Saved entries
= = = =

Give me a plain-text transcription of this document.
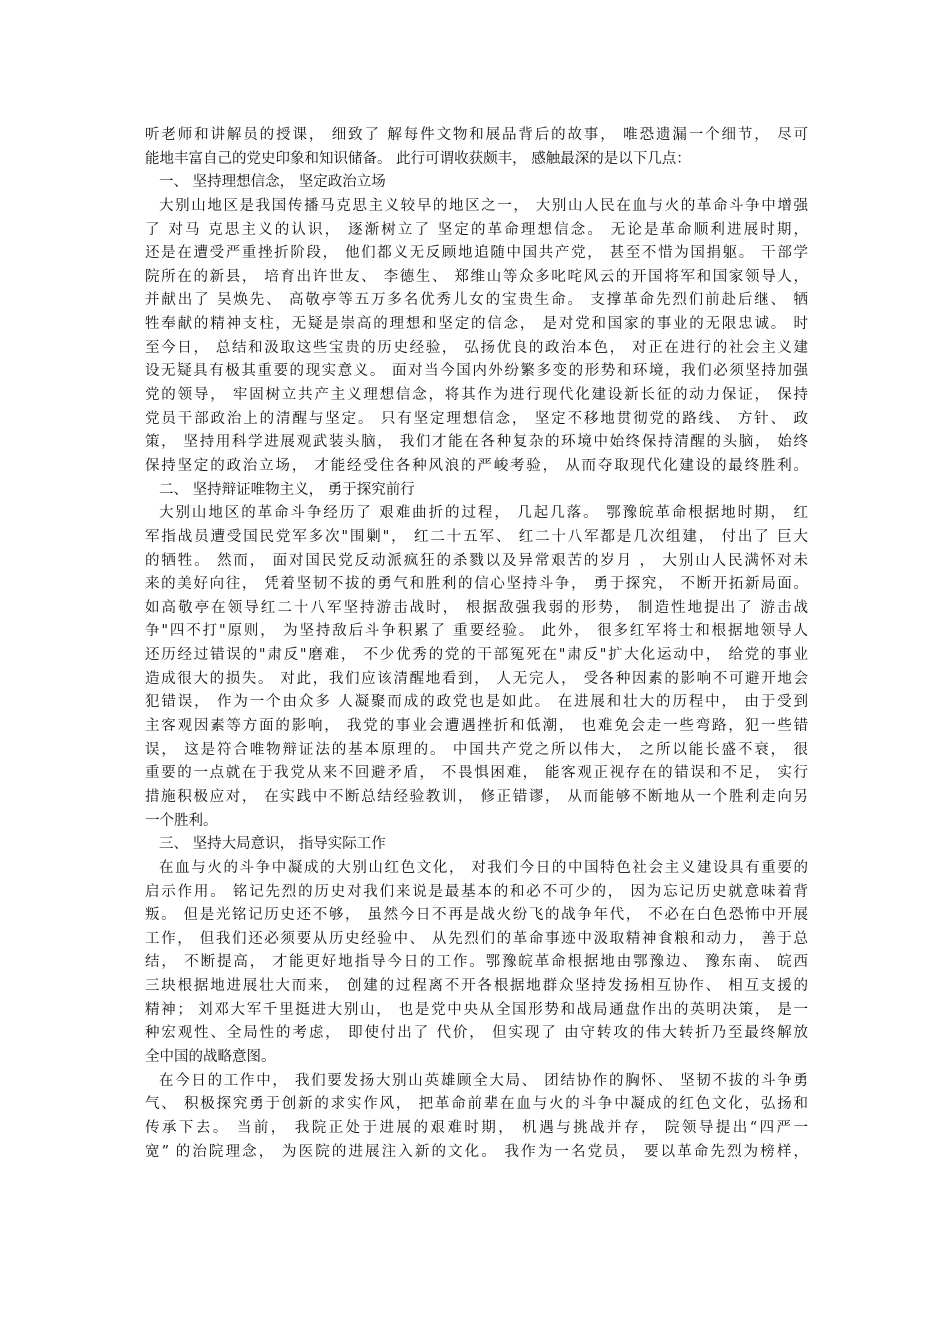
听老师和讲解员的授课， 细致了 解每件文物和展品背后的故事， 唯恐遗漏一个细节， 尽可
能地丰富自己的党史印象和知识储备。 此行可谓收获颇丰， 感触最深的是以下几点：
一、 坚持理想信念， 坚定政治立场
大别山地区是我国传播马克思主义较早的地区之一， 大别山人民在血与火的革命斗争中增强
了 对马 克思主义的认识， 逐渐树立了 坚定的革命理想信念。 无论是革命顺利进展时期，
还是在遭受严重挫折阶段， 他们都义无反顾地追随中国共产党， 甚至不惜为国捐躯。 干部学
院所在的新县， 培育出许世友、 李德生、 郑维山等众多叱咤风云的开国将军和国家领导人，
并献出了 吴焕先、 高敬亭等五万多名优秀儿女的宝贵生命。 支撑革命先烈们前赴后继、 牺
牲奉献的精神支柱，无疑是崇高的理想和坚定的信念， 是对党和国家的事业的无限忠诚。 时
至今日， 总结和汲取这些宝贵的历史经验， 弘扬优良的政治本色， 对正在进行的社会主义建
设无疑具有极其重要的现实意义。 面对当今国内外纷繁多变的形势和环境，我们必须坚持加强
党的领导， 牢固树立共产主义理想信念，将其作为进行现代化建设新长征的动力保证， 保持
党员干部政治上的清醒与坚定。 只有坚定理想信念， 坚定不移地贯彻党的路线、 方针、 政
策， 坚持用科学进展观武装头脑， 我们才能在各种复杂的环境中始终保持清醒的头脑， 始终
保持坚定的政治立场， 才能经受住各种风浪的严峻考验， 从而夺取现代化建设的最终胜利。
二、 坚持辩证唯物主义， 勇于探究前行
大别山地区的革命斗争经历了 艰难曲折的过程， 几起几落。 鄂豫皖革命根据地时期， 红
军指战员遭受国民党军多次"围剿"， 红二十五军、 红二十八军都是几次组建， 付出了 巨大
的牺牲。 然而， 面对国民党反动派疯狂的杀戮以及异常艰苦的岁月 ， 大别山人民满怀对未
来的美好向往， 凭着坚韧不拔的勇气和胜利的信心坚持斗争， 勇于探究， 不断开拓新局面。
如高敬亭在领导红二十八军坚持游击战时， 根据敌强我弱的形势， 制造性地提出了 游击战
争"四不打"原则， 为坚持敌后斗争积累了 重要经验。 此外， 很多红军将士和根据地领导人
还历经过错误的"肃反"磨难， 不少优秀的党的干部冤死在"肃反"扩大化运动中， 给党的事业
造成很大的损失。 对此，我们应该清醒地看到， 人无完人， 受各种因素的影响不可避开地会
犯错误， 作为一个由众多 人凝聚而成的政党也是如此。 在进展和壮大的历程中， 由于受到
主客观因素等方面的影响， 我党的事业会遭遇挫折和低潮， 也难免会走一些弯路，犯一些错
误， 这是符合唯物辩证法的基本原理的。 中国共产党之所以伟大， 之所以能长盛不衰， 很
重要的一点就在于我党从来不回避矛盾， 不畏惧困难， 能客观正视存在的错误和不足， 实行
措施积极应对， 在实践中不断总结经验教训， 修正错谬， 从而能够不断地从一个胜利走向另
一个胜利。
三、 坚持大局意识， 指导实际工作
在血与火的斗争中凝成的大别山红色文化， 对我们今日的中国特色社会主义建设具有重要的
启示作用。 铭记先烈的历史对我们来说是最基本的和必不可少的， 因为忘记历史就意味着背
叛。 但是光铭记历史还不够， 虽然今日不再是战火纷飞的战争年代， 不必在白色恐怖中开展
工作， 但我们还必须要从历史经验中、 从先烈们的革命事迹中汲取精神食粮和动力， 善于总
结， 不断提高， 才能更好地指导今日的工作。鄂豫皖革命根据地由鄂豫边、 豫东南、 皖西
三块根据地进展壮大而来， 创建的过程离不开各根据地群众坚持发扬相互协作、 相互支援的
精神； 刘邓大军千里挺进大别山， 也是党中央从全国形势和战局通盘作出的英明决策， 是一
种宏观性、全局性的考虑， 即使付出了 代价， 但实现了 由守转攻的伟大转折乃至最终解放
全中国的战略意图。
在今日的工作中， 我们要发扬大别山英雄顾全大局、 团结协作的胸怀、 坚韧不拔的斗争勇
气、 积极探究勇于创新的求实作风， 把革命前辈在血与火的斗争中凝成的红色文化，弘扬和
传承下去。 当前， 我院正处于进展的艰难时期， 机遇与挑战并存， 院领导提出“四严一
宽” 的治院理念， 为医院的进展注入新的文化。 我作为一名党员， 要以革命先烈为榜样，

= = = =

What you need to do:
Give all the lines above again, character for character, without pictures.

Task output:
Give me a plain-text transcription of this document.
听老师和讲解员的授课， 细致了 解每件文物和展品背后的故事， 唯恐遗漏一个细节， 尽可
能地丰富自己的党史印象和知识储备。 此行可谓收获颇丰， 感触最深的是以下几点：
一、 坚持理想信念， 坚定政治立场
大别山地区是我国传播马克思主义较早的地区之一， 大别山人民在血与火的革命斗争中增强
了 对马 克思主义的认识， 逐渐树立了 坚定的革命理想信念。 无论是革命顺利进展时期，
还是在遭受严重挫折阶段， 他们都义无反顾地追随中国共产党， 甚至不惜为国捐躯。 干部学
院所在的新县， 培育出许世友、 李德生、 郑维山等众多叱咤风云的开国将军和国家领导人，
并献出了 吴焕先、 高敬亭等五万多名优秀儿女的宝贵生命。 支撑革命先烈们前赴后继、 牺
牲奉献的精神支柱，无疑是崇高的理想和坚定的信念， 是对党和国家的事业的无限忠诚。 时
至今日， 总结和汲取这些宝贵的历史经验， 弘扬优良的政治本色， 对正在进行的社会主义建
设无疑具有极其重要的现实意义。 面对当今国内外纷繁多变的形势和环境，我们必须坚持加强
党的领导， 牢固树立共产主义理想信念，将其作为进行现代化建设新长征的动力保证， 保持
党员干部政治上的清醒与坚定。 只有坚定理想信念， 坚定不移地贯彻党的路线、 方针、 政
策， 坚持用科学进展观武装头脑， 我们才能在各种复杂的环境中始终保持清醒的头脑， 始终
保持坚定的政治立场， 才能经受住各种风浪的严峻考验， 从而夺取现代化建设的最终胜利。
二、 坚持辩证唯物主义， 勇于探究前行
大别山地区的革命斗争经历了 艰难曲折的过程， 几起几落。 鄂豫皖革命根据地时期， 红
军指战员遭受国民党军多次"围剿"， 红二十五军、 红二十八军都是几次组建， 付出了 巨大
的牺牲。 然而， 面对国民党反动派疯狂的杀戮以及异常艰苦的岁月 ， 大别山人民满怀对未
来的美好向往， 凭着坚韧不拔的勇气和胜利的信心坚持斗争， 勇于探究， 不断开拓新局面。
如高敬亭在领导红二十八军坚持游击战时， 根据敌强我弱的形势， 制造性地提出了 游击战
争"四不打"原则， 为坚持敌后斗争积累了 重要经验。 此外， 很多红军将士和根据地领导人
还历经过错误的"肃反"磨难， 不少优秀的党的干部冤死在"肃反"扩大化运动中， 给党的事业
造成很大的损失。 对此，我们应该清醒地看到， 人无完人， 受各种因素的影响不可避开地会
犯错误， 作为一个由众多 人凝聚而成的政党也是如此。 在进展和壮大的历程中， 由于受到
主客观因素等方面的影响， 我党的事业会遭遇挫折和低潮， 也难免会走一些弯路，犯一些错
误， 这是符合唯物辩证法的基本原理的。 中国共产党之所以伟大， 之所以能长盛不衰， 很
重要的一点就在于我党从来不回避矛盾， 不畏惧困难， 能客观正视存在的错误和不足， 实行
措施积极应对， 在实践中不断总结经验教训， 修正错谬， 从而能够不断地从一个胜利走向另
一个胜利。
三、 坚持大局意识， 指导实际工作
在血与火的斗争中凝成的大别山红色文化， 对我们今日的中国特色社会主义建设具有重要的
启示作用。 铭记先烈的历史对我们来说是最基本的和必不可少的， 因为忘记历史就意味着背
叛。 但是光铭记历史还不够， 虽然今日不再是战火纷飞的战争年代， 不必在白色恐怖中开展
工作， 但我们还必须要从历史经验中、 从先烈们的革命事迹中汲取精神食粮和动力， 善于总
结， 不断提高， 才能更好地指导今日的工作。鄂豫皖革命根据地由鄂豫边、 豫东南、 皖西
三块根据地进展壮大而来， 创建的过程离不开各根据地群众坚持发扬相互协作、 相互支援的
精神； 刘邓大军千里挺进大别山， 也是党中央从全国形势和战局通盘作出的英明决策， 是一
种宏观性、全局性的考虑， 即使付出了 代价， 但实现了 由守转攻的伟大转折乃至最终解放
全中国的战略意图。
在今日的工作中， 我们要发扬大别山英雄顾全大局、 团结协作的胸怀、 坚韧不拔的斗争勇
气、 积极探究勇于创新的求实作风， 把革命前辈在血与火的斗争中凝成的红色文化，弘扬和
传承下去。 当前， 我院正处于进展的艰难时期， 机遇与挑战并存， 院领导提出“四严一
宽” 的治院理念， 为医院的进展注入新的文化。 我作为一名党员， 要以革命先烈为榜样，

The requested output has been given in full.